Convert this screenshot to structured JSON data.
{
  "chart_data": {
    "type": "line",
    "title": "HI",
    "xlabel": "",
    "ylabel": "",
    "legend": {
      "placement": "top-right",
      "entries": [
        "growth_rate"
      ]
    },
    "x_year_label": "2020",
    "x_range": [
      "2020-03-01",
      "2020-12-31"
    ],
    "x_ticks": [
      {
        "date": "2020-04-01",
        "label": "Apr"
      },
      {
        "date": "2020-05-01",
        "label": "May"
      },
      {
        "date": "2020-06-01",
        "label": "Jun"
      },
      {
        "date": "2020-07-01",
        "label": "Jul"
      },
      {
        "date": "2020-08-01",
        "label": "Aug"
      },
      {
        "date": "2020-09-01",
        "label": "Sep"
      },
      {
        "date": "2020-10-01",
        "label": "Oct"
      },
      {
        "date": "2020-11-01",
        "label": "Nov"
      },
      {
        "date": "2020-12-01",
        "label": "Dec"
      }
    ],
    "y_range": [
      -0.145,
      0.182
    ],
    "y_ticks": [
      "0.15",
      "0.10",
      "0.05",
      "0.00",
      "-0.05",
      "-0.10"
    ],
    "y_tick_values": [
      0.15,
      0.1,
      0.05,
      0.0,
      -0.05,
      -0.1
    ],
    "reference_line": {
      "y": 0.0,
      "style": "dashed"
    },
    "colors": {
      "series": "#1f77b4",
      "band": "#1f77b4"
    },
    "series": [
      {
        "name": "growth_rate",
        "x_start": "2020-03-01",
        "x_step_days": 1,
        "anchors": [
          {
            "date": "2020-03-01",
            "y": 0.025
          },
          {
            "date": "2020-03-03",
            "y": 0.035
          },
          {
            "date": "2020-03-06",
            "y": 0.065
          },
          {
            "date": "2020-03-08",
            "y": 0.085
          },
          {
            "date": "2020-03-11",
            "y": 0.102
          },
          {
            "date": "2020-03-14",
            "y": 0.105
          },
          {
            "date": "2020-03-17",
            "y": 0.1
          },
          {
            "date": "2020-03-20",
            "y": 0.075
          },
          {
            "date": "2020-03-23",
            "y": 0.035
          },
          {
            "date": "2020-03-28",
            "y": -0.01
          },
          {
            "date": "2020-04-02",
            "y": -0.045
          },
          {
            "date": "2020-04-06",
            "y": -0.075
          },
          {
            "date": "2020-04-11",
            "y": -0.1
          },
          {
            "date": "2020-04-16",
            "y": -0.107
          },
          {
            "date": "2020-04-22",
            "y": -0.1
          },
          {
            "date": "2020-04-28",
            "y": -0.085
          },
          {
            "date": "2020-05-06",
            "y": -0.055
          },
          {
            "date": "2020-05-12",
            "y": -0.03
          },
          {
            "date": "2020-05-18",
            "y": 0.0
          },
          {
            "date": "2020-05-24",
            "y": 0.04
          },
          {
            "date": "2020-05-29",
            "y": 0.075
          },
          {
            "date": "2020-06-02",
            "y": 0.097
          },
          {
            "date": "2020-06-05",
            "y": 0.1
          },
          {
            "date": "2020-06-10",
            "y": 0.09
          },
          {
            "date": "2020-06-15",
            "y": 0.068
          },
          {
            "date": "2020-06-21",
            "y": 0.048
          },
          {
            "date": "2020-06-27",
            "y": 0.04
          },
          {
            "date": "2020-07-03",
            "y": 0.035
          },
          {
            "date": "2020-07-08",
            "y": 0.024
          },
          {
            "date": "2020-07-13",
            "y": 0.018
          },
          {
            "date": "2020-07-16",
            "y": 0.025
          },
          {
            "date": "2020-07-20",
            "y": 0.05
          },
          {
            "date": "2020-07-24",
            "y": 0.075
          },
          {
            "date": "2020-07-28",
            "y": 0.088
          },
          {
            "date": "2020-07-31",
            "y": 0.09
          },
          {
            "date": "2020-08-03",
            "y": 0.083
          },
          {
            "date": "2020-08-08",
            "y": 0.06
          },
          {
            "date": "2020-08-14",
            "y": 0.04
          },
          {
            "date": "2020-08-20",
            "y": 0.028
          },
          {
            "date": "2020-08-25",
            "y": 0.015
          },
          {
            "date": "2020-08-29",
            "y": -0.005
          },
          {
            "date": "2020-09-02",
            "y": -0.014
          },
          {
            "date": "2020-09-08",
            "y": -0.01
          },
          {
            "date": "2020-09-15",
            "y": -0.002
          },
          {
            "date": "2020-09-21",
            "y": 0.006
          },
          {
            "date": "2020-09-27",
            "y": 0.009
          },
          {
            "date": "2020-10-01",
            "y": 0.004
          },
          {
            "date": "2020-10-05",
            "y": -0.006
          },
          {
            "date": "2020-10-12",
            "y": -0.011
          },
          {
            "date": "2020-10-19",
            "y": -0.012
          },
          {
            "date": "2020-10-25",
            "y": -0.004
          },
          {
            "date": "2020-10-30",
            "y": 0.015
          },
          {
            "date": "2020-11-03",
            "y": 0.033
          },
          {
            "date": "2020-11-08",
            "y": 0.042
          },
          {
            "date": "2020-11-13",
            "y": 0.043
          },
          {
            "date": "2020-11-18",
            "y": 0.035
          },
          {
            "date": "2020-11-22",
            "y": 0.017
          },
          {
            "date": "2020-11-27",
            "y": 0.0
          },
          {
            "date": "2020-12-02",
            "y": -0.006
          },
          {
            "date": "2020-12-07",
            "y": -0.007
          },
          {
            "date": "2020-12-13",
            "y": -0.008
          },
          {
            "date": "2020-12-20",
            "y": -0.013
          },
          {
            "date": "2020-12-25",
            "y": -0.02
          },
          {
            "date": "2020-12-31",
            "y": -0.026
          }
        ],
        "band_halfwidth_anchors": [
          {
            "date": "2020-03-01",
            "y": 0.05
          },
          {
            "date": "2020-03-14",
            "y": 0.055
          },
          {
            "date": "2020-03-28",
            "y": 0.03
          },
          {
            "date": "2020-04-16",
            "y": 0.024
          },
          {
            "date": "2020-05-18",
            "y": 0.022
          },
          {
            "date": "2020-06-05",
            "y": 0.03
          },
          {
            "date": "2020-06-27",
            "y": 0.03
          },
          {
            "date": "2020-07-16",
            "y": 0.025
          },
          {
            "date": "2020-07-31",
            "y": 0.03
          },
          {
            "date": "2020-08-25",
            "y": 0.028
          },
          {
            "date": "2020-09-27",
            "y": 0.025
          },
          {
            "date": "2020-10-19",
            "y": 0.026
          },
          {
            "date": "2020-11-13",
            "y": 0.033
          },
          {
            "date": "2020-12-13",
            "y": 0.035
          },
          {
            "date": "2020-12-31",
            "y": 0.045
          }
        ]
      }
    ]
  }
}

EXERCISE: All of the entries above must be quoted exactly.

THE RESPONSE:
Convert this screenshot to structured JSON data.
{
  "chart_data": {
    "type": "line",
    "title": "HI",
    "xlabel": "",
    "ylabel": "",
    "legend": {
      "placement": "top-right",
      "entries": [
        "growth_rate"
      ]
    },
    "x_year_label": "2020",
    "x_range": [
      "2020-03-01",
      "2020-12-31"
    ],
    "x_ticks": [
      {
        "date": "2020-04-01",
        "label": "Apr"
      },
      {
        "date": "2020-05-01",
        "label": "May"
      },
      {
        "date": "2020-06-01",
        "label": "Jun"
      },
      {
        "date": "2020-07-01",
        "label": "Jul"
      },
      {
        "date": "2020-08-01",
        "label": "Aug"
      },
      {
        "date": "2020-09-01",
        "label": "Sep"
      },
      {
        "date": "2020-10-01",
        "label": "Oct"
      },
      {
        "date": "2020-11-01",
        "label": "Nov"
      },
      {
        "date": "2020-12-01",
        "label": "Dec"
      }
    ],
    "y_range": [
      -0.145,
      0.182
    ],
    "y_ticks": [
      "0.15",
      "0.10",
      "0.05",
      "0.00",
      "-0.05",
      "-0.10"
    ],
    "y_tick_values": [
      0.15,
      0.1,
      0.05,
      0.0,
      -0.05,
      -0.1
    ],
    "reference_line": {
      "y": 0.0,
      "style": "dashed"
    },
    "colors": {
      "series": "#1f77b4",
      "band": "#1f77b4"
    },
    "series": [
      {
        "name": "growth_rate",
        "x_start": "2020-03-01",
        "x_step_days": 1,
        "anchors": [
          {
            "date": "2020-03-01",
            "y": 0.025
          },
          {
            "date": "2020-03-03",
            "y": 0.035
          },
          {
            "date": "2020-03-06",
            "y": 0.065
          },
          {
            "date": "2020-03-08",
            "y": 0.085
          },
          {
            "date": "2020-03-11",
            "y": 0.102
          },
          {
            "date": "2020-03-14",
            "y": 0.105
          },
          {
            "date": "2020-03-17",
            "y": 0.1
          },
          {
            "date": "2020-03-20",
            "y": 0.075
          },
          {
            "date": "2020-03-23",
            "y": 0.035
          },
          {
            "date": "2020-03-28",
            "y": -0.01
          },
          {
            "date": "2020-04-02",
            "y": -0.045
          },
          {
            "date": "2020-04-06",
            "y": -0.075
          },
          {
            "date": "2020-04-11",
            "y": -0.1
          },
          {
            "date": "2020-04-16",
            "y": -0.107
          },
          {
            "date": "2020-04-22",
            "y": -0.1
          },
          {
            "date": "2020-04-28",
            "y": -0.085
          },
          {
            "date": "2020-05-06",
            "y": -0.055
          },
          {
            "date": "2020-05-12",
            "y": -0.03
          },
          {
            "date": "2020-05-18",
            "y": 0.0
          },
          {
            "date": "2020-05-24",
            "y": 0.04
          },
          {
            "date": "2020-05-29",
            "y": 0.075
          },
          {
            "date": "2020-06-02",
            "y": 0.097
          },
          {
            "date": "2020-06-05",
            "y": 0.1
          },
          {
            "date": "2020-06-10",
            "y": 0.09
          },
          {
            "date": "2020-06-15",
            "y": 0.068
          },
          {
            "date": "2020-06-21",
            "y": 0.048
          },
          {
            "date": "2020-06-27",
            "y": 0.04
          },
          {
            "date": "2020-07-03",
            "y": 0.035
          },
          {
            "date": "2020-07-08",
            "y": 0.024
          },
          {
            "date": "2020-07-13",
            "y": 0.018
          },
          {
            "date": "2020-07-16",
            "y": 0.025
          },
          {
            "date": "2020-07-20",
            "y": 0.05
          },
          {
            "date": "2020-07-24",
            "y": 0.075
          },
          {
            "date": "2020-07-28",
            "y": 0.088
          },
          {
            "date": "2020-07-31",
            "y": 0.09
          },
          {
            "date": "2020-08-03",
            "y": 0.083
          },
          {
            "date": "2020-08-08",
            "y": 0.06
          },
          {
            "date": "2020-08-14",
            "y": 0.04
          },
          {
            "date": "2020-08-20",
            "y": 0.028
          },
          {
            "date": "2020-08-25",
            "y": 0.015
          },
          {
            "date": "2020-08-29",
            "y": -0.005
          },
          {
            "date": "2020-09-02",
            "y": -0.014
          },
          {
            "date": "2020-09-08",
            "y": -0.01
          },
          {
            "date": "2020-09-15",
            "y": -0.002
          },
          {
            "date": "2020-09-21",
            "y": 0.006
          },
          {
            "date": "2020-09-27",
            "y": 0.009
          },
          {
            "date": "2020-10-01",
            "y": 0.004
          },
          {
            "date": "2020-10-05",
            "y": -0.006
          },
          {
            "date": "2020-10-12",
            "y": -0.011
          },
          {
            "date": "2020-10-19",
            "y": -0.012
          },
          {
            "date": "2020-10-25",
            "y": -0.004
          },
          {
            "date": "2020-10-30",
            "y": 0.015
          },
          {
            "date": "2020-11-03",
            "y": 0.033
          },
          {
            "date": "2020-11-08",
            "y": 0.042
          },
          {
            "date": "2020-11-13",
            "y": 0.043
          },
          {
            "date": "2020-11-18",
            "y": 0.035
          },
          {
            "date": "2020-11-22",
            "y": 0.017
          },
          {
            "date": "2020-11-27",
            "y": 0.0
          },
          {
            "date": "2020-12-02",
            "y": -0.006
          },
          {
            "date": "2020-12-07",
            "y": -0.007
          },
          {
            "date": "2020-12-13",
            "y": -0.008
          },
          {
            "date": "2020-12-20",
            "y": -0.013
          },
          {
            "date": "2020-12-25",
            "y": -0.02
          },
          {
            "date": "2020-12-31",
            "y": -0.026
          }
        ],
        "band_halfwidth_anchors": [
          {
            "date": "2020-03-01",
            "y": 0.05
          },
          {
            "date": "2020-03-14",
            "y": 0.055
          },
          {
            "date": "2020-03-28",
            "y": 0.03
          },
          {
            "date": "2020-04-16",
            "y": 0.024
          },
          {
            "date": "2020-05-18",
            "y": 0.022
          },
          {
            "date": "2020-06-05",
            "y": 0.03
          },
          {
            "date": "2020-06-27",
            "y": 0.03
          },
          {
            "date": "2020-07-16",
            "y": 0.025
          },
          {
            "date": "2020-07-31",
            "y": 0.03
          },
          {
            "date": "2020-08-25",
            "y": 0.028
          },
          {
            "date": "2020-09-27",
            "y": 0.025
          },
          {
            "date": "2020-10-19",
            "y": 0.026
          },
          {
            "date": "2020-11-13",
            "y": 0.033
          },
          {
            "date": "2020-12-13",
            "y": 0.035
          },
          {
            "date": "2020-12-31",
            "y": 0.045
          }
        ]
      }
    ]
  }
}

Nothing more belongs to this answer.